## [Direction]
What number of lines in the material contain the word "Extract"? Give that number alone.

Structured figure records

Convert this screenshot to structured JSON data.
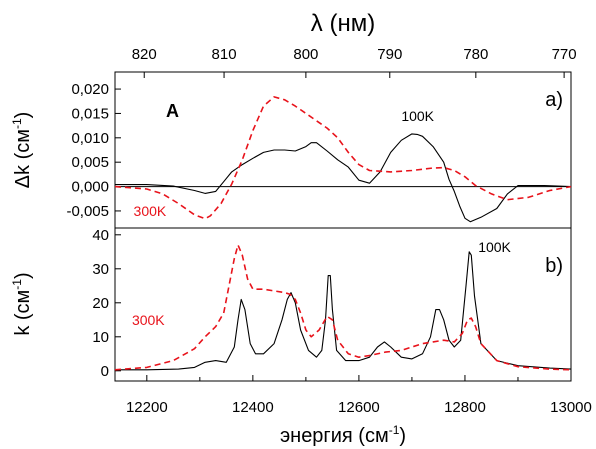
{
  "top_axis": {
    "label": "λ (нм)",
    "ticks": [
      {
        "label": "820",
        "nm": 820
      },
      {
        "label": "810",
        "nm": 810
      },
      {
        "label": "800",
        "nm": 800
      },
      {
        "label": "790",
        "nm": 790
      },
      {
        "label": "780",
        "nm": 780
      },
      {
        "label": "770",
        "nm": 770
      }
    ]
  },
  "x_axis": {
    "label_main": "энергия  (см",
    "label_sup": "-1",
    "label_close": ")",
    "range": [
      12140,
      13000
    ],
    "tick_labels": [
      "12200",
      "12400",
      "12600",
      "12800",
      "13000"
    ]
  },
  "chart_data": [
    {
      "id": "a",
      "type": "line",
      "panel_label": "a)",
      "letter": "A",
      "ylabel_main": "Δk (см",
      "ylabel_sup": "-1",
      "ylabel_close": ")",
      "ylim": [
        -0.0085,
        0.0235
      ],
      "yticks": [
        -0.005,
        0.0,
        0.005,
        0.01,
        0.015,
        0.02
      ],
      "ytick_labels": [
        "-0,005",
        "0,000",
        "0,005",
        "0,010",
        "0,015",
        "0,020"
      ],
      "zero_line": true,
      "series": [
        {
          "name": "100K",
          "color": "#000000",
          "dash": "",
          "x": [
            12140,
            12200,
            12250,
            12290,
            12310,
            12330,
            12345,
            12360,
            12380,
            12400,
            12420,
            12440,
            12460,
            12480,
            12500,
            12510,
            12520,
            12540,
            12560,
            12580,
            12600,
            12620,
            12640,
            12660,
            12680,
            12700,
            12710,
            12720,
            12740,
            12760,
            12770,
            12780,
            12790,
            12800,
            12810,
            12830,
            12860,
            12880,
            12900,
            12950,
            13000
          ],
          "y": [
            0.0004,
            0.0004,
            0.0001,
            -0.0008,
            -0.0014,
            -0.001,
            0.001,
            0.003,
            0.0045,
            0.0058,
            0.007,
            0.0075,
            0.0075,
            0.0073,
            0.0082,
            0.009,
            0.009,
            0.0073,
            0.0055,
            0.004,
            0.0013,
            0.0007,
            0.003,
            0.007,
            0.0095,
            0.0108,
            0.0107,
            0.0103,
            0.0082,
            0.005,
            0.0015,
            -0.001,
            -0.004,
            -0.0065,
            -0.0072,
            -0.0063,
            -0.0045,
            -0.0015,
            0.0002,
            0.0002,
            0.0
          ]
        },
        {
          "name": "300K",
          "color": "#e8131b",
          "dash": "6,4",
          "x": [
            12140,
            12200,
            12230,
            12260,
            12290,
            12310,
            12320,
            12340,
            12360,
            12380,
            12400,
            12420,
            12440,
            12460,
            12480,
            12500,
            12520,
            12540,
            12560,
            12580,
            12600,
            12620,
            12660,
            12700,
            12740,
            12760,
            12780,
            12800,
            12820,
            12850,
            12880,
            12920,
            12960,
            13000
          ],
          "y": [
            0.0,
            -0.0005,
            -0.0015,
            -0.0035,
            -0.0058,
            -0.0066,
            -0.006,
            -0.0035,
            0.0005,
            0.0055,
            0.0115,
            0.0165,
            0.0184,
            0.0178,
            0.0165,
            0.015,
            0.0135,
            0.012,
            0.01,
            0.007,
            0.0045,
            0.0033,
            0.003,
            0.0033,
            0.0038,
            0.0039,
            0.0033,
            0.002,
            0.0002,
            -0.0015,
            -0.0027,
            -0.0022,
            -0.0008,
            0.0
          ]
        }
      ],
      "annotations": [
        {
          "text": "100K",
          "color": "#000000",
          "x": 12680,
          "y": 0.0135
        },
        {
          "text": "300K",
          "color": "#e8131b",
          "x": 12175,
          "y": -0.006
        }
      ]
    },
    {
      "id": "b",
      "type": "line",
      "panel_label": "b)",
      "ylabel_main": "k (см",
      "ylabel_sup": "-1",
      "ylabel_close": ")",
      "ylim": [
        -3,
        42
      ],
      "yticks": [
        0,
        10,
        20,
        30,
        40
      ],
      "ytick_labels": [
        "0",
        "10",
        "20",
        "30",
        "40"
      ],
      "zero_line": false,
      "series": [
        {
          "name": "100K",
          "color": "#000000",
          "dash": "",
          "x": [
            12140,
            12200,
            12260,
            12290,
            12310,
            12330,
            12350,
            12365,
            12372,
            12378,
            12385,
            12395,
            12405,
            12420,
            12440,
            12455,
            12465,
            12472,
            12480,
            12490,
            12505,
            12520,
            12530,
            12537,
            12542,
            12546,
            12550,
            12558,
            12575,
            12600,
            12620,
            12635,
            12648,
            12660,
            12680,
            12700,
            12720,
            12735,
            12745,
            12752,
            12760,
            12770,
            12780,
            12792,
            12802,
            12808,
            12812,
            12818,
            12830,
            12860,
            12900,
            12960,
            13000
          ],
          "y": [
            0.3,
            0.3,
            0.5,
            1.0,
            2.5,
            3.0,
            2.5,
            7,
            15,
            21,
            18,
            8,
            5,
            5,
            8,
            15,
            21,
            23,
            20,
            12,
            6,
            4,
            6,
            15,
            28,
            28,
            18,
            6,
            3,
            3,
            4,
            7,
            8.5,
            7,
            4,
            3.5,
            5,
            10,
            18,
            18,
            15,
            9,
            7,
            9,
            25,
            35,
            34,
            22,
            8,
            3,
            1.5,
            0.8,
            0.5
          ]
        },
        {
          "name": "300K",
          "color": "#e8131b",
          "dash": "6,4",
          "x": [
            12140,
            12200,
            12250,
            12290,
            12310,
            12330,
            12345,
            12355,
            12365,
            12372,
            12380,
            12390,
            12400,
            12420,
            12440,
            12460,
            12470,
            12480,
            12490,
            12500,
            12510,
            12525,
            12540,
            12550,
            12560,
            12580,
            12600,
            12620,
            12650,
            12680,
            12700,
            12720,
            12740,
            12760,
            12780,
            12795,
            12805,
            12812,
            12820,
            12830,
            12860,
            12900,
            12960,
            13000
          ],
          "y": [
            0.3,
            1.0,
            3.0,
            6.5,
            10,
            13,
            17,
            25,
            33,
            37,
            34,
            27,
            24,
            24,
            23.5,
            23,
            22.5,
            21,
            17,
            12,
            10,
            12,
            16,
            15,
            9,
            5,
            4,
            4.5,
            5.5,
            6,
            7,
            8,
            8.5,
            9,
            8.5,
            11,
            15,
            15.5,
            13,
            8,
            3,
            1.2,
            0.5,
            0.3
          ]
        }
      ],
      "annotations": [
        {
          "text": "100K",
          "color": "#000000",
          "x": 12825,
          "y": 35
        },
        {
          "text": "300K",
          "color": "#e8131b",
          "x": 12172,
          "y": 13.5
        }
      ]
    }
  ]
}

==

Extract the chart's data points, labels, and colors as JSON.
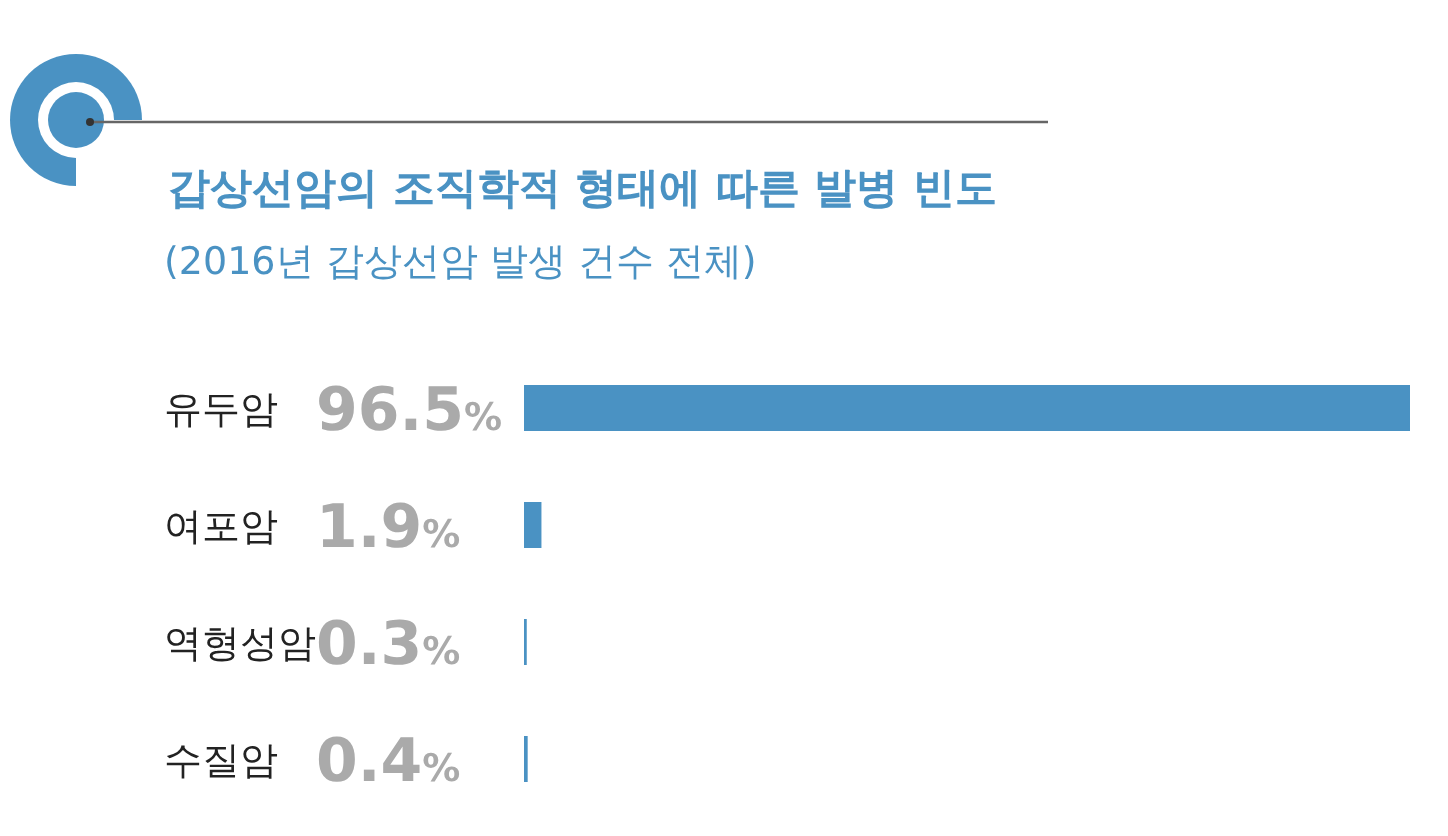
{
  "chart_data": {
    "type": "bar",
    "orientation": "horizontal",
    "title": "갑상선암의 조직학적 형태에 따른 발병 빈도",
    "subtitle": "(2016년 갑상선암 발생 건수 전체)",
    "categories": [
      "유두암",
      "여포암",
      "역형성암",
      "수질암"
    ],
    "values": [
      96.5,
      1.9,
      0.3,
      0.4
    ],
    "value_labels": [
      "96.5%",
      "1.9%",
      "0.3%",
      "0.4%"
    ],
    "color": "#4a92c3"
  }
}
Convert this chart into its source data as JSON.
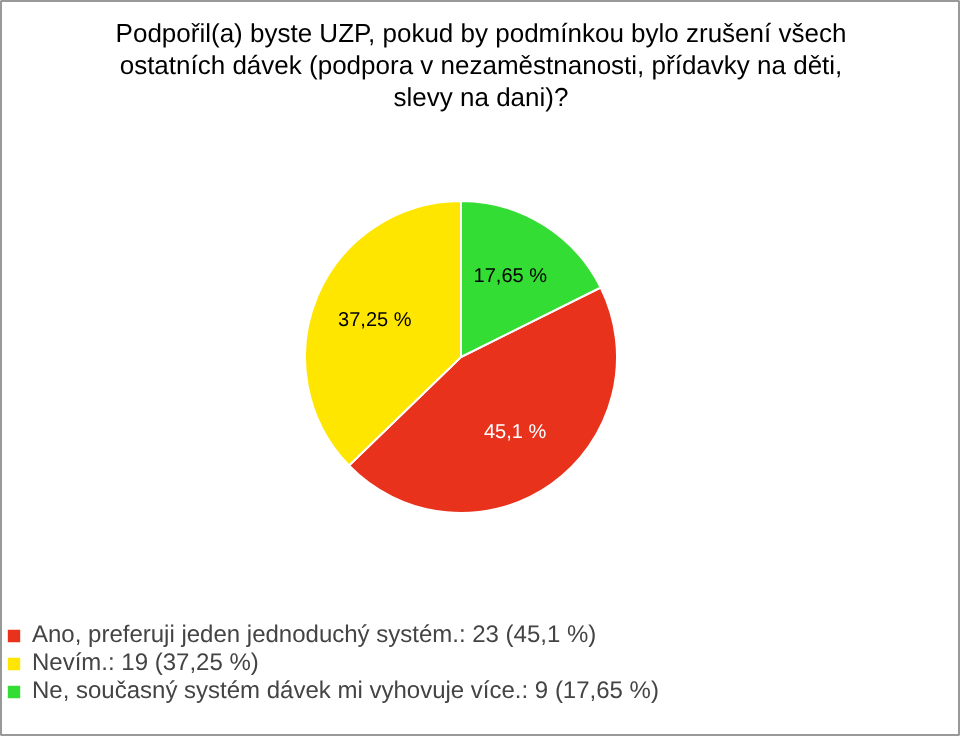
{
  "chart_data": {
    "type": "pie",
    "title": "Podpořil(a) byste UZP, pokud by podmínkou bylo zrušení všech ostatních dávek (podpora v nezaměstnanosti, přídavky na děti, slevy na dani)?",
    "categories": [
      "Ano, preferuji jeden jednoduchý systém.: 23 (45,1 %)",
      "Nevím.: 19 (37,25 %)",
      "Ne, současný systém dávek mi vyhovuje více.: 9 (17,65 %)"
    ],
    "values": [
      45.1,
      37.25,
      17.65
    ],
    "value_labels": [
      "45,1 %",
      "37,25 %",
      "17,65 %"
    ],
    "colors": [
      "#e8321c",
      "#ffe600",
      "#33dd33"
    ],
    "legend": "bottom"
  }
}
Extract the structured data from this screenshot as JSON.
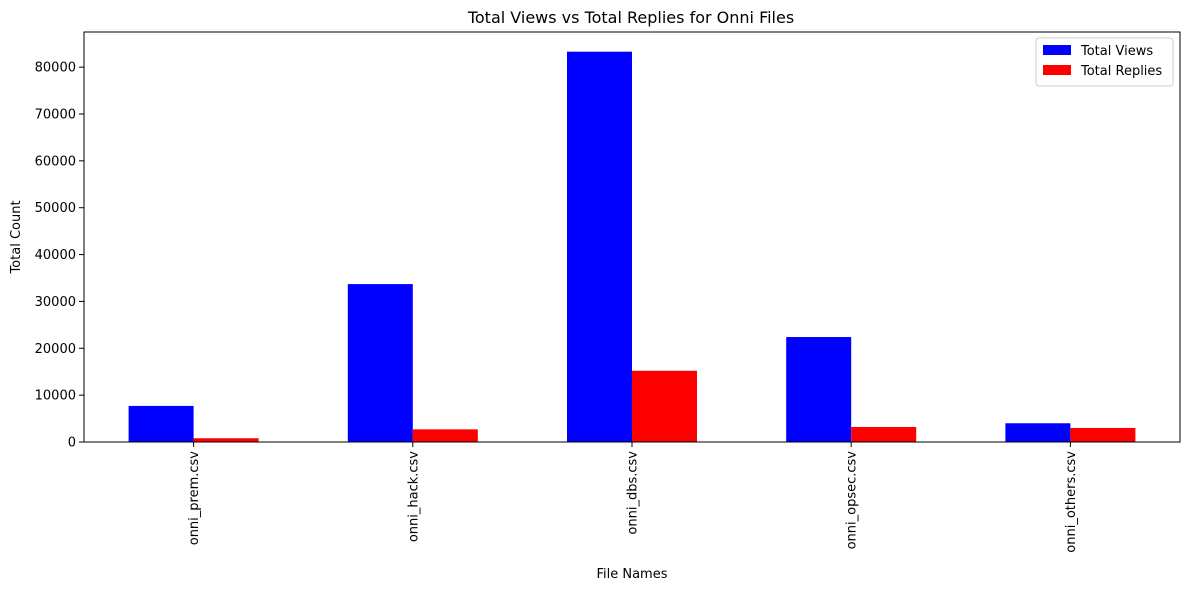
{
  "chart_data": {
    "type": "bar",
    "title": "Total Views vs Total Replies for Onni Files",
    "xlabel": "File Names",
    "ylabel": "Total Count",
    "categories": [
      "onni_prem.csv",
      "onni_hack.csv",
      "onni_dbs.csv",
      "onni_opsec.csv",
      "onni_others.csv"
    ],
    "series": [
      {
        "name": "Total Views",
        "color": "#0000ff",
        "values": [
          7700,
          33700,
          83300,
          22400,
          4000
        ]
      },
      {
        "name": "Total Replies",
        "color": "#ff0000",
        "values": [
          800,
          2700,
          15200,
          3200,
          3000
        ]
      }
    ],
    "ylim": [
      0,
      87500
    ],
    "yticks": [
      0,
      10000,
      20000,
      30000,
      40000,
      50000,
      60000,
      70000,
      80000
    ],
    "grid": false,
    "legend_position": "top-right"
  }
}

## [Complete answer]
2